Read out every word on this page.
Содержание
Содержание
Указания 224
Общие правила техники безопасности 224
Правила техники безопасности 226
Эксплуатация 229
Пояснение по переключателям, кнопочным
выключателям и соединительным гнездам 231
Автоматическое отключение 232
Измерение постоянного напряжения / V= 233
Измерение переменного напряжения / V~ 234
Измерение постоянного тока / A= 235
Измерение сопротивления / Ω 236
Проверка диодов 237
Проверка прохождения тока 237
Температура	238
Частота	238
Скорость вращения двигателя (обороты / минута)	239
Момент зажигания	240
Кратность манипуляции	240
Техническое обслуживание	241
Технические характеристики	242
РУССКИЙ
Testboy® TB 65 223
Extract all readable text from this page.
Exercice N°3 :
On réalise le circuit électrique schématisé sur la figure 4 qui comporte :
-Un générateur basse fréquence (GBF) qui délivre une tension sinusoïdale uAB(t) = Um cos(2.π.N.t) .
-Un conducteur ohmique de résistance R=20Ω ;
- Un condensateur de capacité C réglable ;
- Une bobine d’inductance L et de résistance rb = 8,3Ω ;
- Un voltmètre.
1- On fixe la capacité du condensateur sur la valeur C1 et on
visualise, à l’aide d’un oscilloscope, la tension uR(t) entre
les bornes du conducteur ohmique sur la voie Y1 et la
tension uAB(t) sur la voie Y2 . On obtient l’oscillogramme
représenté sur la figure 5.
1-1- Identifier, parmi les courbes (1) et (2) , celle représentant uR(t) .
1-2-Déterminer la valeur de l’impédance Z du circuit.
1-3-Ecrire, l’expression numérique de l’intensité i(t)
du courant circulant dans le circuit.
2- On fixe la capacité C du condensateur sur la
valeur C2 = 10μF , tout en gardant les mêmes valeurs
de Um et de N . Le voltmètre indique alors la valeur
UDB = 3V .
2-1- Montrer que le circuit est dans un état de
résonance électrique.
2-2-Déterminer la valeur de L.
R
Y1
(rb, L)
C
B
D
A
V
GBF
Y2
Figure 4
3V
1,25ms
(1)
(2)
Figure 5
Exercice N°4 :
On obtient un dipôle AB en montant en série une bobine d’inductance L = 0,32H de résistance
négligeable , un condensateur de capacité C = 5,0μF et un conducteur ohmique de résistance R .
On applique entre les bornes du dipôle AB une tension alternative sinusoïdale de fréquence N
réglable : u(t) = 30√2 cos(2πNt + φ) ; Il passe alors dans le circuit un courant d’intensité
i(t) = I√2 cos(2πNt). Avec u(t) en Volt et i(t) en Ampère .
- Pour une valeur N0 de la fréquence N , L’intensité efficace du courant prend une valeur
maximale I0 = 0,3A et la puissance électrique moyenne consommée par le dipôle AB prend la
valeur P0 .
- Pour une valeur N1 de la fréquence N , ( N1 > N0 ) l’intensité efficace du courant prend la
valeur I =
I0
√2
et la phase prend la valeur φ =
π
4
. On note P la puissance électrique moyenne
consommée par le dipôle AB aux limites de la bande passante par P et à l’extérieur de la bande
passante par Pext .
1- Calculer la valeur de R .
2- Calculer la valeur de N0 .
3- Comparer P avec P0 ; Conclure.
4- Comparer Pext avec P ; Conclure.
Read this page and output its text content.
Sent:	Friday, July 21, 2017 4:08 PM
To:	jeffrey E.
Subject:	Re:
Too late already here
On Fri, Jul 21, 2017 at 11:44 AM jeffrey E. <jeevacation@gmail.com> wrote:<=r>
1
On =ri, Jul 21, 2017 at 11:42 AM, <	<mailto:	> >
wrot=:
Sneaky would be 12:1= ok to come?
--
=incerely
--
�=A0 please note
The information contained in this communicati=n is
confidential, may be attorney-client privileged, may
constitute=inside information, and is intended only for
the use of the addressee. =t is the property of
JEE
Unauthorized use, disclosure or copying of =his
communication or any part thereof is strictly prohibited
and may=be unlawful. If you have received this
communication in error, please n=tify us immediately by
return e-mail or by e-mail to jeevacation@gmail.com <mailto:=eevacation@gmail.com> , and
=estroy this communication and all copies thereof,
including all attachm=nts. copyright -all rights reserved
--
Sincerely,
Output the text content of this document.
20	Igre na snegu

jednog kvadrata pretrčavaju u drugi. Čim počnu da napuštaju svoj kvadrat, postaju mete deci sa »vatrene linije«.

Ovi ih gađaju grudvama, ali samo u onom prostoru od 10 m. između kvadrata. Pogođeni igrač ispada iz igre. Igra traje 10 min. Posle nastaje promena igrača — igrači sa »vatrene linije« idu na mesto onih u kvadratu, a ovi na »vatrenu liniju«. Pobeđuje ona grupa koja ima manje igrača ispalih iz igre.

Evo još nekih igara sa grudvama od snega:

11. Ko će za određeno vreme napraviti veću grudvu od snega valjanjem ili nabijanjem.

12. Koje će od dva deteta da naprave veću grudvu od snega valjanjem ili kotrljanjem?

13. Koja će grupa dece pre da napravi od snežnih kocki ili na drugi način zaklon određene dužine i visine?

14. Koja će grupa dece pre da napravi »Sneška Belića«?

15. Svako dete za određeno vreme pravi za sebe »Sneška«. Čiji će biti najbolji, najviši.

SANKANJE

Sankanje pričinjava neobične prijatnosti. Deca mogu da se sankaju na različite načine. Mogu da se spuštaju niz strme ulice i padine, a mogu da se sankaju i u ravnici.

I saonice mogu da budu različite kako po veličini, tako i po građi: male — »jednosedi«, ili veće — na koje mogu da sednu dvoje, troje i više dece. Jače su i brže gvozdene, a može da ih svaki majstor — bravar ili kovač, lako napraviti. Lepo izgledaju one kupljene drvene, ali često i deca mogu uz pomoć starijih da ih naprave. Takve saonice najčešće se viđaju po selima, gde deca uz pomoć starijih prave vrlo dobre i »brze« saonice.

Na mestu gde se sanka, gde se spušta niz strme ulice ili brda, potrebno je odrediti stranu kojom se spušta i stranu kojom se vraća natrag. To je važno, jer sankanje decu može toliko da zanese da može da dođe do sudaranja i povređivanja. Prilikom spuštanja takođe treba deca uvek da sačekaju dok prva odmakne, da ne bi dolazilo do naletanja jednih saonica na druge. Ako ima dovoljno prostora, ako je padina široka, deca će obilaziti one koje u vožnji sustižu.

**********

[Short task]
Restate each of the entries above verbatim.

[Full output]
Read out every word on this page.
Содержание
Содержание
Указания 224
Общие правила техники безопасности 224
Правила техники безопасности 226
Эксплуатация 229
Пояснение по переключателям, кнопочным
выключателям и соединительным гнездам 231
Автоматическое отключение 232
Измерение постоянного напряжения / V= 233
Измерение переменного напряжения / V~ 234
Измерение постоянного тока / A= 235
Измерение сопротивления / Ω 236
Проверка диодов 237
Проверка прохождения тока 237
Температура	238
Частота	238
Скорость вращения двигателя (обороты / минута)	239
Момент зажигания	240
Кратность манипуляции	240
Техническое обслуживание	241
Технические характеристики	242
РУССКИЙ
Testboy® TB 65 223
Extract all readable text from this page.
Exercice N°3 :
On réalise le circuit électrique schématisé sur la figure 4 qui comporte :
-Un générateur basse fréquence (GBF) qui délivre une tension sinusoïdale uAB(t) = Um cos(2.π.N.t) .
-Un conducteur ohmique de résistance R=20Ω ;
- Un condensateur de capacité C réglable ;
- Une bobine d’inductance L et de résistance rb = 8,3Ω ;
- Un voltmètre.
1- On fixe la capacité du condensateur sur la valeur C1 et on
visualise, à l’aide d’un oscilloscope, la tension uR(t) entre
les bornes du conducteur ohmique sur la voie Y1 et la
tension uAB(t) sur la voie Y2 . On obtient l’oscillogramme
représenté sur la figure 5.
1-1- Identifier, parmi les courbes (1) et (2) , celle représentant uR(t) .
1-2-Déterminer la valeur de l’impédance Z du circuit.
1-3-Ecrire, l’expression numérique de l’intensité i(t)
du courant circulant dans le circuit.
2- On fixe la capacité C du condensateur sur la
valeur C2 = 10μF , tout en gardant les mêmes valeurs
de Um et de N . Le voltmètre indique alors la valeur
UDB = 3V .
2-1- Montrer que le circuit est dans un état de
résonance électrique.
2-2-Déterminer la valeur de L.
R
Y1
(rb, L)
C
B
D
A
V
GBF
Y2
Figure 4
3V
1,25ms
(1)
(2)
Figure 5
Exercice N°4 :
On obtient un dipôle AB en montant en série une bobine d’inductance L = 0,32H de résistance
négligeable , un condensateur de capacité C = 5,0μF et un conducteur ohmique de résistance R .
On applique entre les bornes du dipôle AB une tension alternative sinusoïdale de fréquence N
réglable : u(t) = 30√2 cos(2πNt + φ) ; Il passe alors dans le circuit un courant d’intensité
i(t) = I√2 cos(2πNt). Avec u(t) en Volt et i(t) en Ampère .
- Pour une valeur N0 de la fréquence N , L’intensité efficace du courant prend une valeur
maximale I0 = 0,3A et la puissance électrique moyenne consommée par le dipôle AB prend la
valeur P0 .
- Pour une valeur N1 de la fréquence N , ( N1 > N0 ) l’intensité efficace du courant prend la
valeur I =
I0
√2
et la phase prend la valeur φ =
π
4
. On note P la puissance électrique moyenne
consommée par le dipôle AB aux limites de la bande passante par P et à l’extérieur de la bande
passante par Pext .
1- Calculer la valeur de R .
2- Calculer la valeur de N0 .
3- Comparer P avec P0 ; Conclure.
4- Comparer Pext avec P ; Conclure.
Read this page and output its text content.
Sent:	Friday, July 21, 2017 4:08 PM
To:	jeffrey E.
Subject:	Re:
Too late already here
On Fri, Jul 21, 2017 at 11:44 AM jeffrey E. <jeevacation@gmail.com> wrote:<=r>
1
On =ri, Jul 21, 2017 at 11:42 AM, <	<mailto:	> >
wrot=:
Sneaky would be 12:1= ok to come?
--
=incerely
--
�=A0 please note
The information contained in this communicati=n is
confidential, may be attorney-client privileged, may
constitute=inside information, and is intended only for
the use of the addressee. =t is the property of
JEE
Unauthorized use, disclosure or copying of =his
communication or any part thereof is strictly prohibited
and may=be unlawful. If you have received this
communication in error, please n=tify us immediately by
return e-mail or by e-mail to jeevacation@gmail.com <mailto:=eevacation@gmail.com> , and
=estroy this communication and all copies thereof,
including all attachm=nts. copyright -all rights reserved
--
Sincerely,
Output the text content of this document.
20	Igre na snegu

jednog kvadrata pretrčavaju u drugi. Čim počnu da napuštaju svoj kvadrat, postaju mete deci sa »vatrene linije«.

Ovi ih gađaju grudvama, ali samo u onom prostoru od 10 m. između kvadrata. Pogođeni igrač ispada iz igre. Igra traje 10 min. Posle nastaje promena igrača — igrači sa »vatrene linije« idu na mesto onih u kvadratu, a ovi na »vatrenu liniju«. Pobeđuje ona grupa koja ima manje igrača ispalih iz igre.

Evo još nekih igara sa grudvama od snega:

11. Ko će za određeno vreme napraviti veću grudvu od snega valjanjem ili nabijanjem.

12. Koje će od dva deteta da naprave veću grudvu od snega valjanjem ili kotrljanjem?

13. Koja će grupa dece pre da napravi od snežnih kocki ili na drugi način zaklon određene dužine i visine?

14. Koja će grupa dece pre da napravi »Sneška Belića«?

15. Svako dete za određeno vreme pravi za sebe »Sneška«. Čiji će biti najbolji, najviši.

SANKANJE

Sankanje pričinjava neobične prijatnosti. Deca mogu da se sankaju na različite načine. Mogu da se spuštaju niz strme ulice i padine, a mogu da se sankaju i u ravnici.

I saonice mogu da budu različite kako po veličini, tako i po građi: male — »jednosedi«, ili veće — na koje mogu da sednu dvoje, troje i više dece. Jače su i brže gvozdene, a može da ih svaki majstor — bravar ili kovač, lako napraviti. Lepo izgledaju one kupljene drvene, ali često i deca mogu uz pomoć starijih da ih naprave. Takve saonice najčešće se viđaju po selima, gde deca uz pomoć starijih prave vrlo dobre i »brze« saonice.

Na mestu gde se sanka, gde se spušta niz strme ulice ili brda, potrebno je odrediti stranu kojom se spušta i stranu kojom se vraća natrag. To je važno, jer sankanje decu može toliko da zanese da može da dođe do sudaranja i povređivanja. Prilikom spuštanja takođe treba deca uvek da sačekaju dok prva odmakne, da ne bi dolazilo do naletanja jednih saonica na druge. Ako ima dovoljno prostora, ako je padina široka, deca će obilaziti one koje u vožnji sustižu.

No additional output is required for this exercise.